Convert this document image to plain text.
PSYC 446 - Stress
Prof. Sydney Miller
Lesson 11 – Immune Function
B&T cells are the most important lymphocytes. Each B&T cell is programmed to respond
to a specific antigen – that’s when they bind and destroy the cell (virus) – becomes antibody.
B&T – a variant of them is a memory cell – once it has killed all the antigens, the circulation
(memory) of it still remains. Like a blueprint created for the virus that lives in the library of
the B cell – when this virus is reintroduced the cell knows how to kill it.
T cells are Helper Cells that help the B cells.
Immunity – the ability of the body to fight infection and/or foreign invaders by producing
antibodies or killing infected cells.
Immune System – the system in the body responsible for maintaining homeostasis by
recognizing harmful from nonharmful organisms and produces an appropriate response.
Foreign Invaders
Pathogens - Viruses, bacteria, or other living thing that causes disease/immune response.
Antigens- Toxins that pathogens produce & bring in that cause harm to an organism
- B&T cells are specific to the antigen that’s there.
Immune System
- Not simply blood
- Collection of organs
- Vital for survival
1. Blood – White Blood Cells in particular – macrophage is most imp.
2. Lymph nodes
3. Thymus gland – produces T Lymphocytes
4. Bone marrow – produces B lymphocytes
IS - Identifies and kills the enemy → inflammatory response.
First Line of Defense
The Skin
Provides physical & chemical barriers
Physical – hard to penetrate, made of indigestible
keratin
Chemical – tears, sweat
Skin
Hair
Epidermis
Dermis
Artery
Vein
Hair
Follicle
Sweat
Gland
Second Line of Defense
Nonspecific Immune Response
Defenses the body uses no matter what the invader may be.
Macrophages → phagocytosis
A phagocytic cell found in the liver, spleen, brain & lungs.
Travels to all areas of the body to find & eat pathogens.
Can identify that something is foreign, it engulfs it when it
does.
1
++++++++++
_Directions for this task:_ Wherever a line of the records above contains the string "when", copy that line out.

_Solved problem:_
to a specific antigen – that’s when they bind and destroy the cell (virus) – becomes antibody.
the B cell – when this virus is reintroduced the cell knows how to kill it.
Can identify that something is foreign, it engulfs it when it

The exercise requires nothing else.